▸ **What is needed**:
Copy the items line for line, from the start through the line containing "x-tick-label: −50000: [413, 677, 493, 701]".

Data items:
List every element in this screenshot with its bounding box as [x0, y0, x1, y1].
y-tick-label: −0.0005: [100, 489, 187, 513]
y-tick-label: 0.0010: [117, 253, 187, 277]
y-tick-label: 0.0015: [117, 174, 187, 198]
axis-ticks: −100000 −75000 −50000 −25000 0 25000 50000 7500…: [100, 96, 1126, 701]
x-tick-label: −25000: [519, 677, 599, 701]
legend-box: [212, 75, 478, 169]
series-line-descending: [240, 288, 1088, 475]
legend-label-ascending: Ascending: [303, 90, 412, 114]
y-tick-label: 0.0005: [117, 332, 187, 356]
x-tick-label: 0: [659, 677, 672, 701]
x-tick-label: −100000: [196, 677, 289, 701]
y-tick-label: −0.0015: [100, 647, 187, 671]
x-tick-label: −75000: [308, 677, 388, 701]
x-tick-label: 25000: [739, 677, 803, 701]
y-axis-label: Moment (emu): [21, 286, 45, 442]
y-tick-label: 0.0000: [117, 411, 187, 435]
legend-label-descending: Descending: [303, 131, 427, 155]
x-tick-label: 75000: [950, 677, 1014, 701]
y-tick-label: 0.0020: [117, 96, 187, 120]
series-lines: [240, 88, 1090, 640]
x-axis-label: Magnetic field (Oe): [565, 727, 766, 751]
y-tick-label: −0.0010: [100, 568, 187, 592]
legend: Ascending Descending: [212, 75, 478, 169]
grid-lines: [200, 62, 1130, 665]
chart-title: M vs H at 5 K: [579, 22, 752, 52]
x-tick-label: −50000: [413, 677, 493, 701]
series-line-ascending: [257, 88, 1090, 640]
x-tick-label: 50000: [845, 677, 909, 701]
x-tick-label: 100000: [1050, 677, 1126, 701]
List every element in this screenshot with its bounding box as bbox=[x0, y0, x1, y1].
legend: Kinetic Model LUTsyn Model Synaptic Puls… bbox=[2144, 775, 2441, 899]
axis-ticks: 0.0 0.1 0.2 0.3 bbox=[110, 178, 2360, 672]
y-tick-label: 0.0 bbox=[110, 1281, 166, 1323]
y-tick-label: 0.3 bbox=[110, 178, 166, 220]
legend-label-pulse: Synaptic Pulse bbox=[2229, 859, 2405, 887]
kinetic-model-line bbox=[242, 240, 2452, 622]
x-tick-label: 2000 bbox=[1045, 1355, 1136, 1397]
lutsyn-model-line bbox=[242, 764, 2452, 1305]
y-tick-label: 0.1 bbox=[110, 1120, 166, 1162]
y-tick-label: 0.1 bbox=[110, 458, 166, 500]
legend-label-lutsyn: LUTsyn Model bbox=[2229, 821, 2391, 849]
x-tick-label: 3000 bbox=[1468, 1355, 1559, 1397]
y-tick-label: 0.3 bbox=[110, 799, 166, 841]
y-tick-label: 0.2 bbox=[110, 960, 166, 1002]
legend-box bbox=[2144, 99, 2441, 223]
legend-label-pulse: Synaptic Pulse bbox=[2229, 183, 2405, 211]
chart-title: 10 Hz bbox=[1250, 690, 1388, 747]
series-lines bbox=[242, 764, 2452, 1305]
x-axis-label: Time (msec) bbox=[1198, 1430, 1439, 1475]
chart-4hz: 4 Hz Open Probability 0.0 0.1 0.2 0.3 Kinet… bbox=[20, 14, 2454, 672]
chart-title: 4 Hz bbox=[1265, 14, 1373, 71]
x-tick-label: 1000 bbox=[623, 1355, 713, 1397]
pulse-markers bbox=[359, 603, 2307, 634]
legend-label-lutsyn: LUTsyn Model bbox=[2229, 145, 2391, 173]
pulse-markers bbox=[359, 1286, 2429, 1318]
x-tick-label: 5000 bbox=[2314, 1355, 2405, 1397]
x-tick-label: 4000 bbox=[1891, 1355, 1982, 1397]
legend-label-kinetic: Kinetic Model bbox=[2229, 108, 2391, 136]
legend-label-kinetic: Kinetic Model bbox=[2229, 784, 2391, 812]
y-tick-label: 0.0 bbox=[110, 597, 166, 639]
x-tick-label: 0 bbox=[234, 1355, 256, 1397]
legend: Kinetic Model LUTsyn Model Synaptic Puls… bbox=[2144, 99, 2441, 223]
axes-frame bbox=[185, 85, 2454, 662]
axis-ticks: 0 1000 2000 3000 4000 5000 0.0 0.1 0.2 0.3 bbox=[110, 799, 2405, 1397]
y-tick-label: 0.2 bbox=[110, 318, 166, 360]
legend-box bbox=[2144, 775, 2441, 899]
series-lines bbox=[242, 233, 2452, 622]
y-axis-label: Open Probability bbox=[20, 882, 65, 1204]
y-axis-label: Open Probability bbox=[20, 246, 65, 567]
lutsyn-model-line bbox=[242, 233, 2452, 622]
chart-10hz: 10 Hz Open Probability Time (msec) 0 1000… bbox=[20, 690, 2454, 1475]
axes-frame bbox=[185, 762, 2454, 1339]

▸ **Solution**:
List every element in this screenshot with its bounding box as [x0, y0, x1, y1].
y-tick-label: −0.0005: [100, 489, 187, 513]
y-tick-label: 0.0010: [117, 253, 187, 277]
y-tick-label: 0.0015: [117, 174, 187, 198]
axis-ticks: −100000 −75000 −50000 −25000 0 25000 50000 7500…: [100, 96, 1126, 701]
x-tick-label: −25000: [519, 677, 599, 701]
legend-box: [212, 75, 478, 169]
series-line-descending: [240, 288, 1088, 475]
legend-label-ascending: Ascending: [303, 90, 412, 114]
y-tick-label: 0.0005: [117, 332, 187, 356]
x-tick-label: 0: [659, 677, 672, 701]
x-tick-label: −100000: [196, 677, 289, 701]
y-tick-label: −0.0015: [100, 647, 187, 671]
x-tick-label: −75000: [308, 677, 388, 701]
x-tick-label: 25000: [739, 677, 803, 701]
y-axis-label: Moment (emu): [21, 286, 45, 442]
y-tick-label: 0.0000: [117, 411, 187, 435]
legend-label-descending: Descending: [303, 131, 427, 155]
x-tick-label: 75000: [950, 677, 1014, 701]
y-tick-label: 0.0020: [117, 96, 187, 120]
series-lines: [240, 88, 1090, 640]
x-axis-label: Magnetic field (Oe): [565, 727, 766, 751]
y-tick-label: −0.0010: [100, 568, 187, 592]
legend: Ascending Descending: [212, 75, 478, 169]
grid-lines: [200, 62, 1130, 665]
chart-title: M vs H at 5 K: [579, 22, 752, 52]
x-tick-label: −50000: [413, 677, 493, 701]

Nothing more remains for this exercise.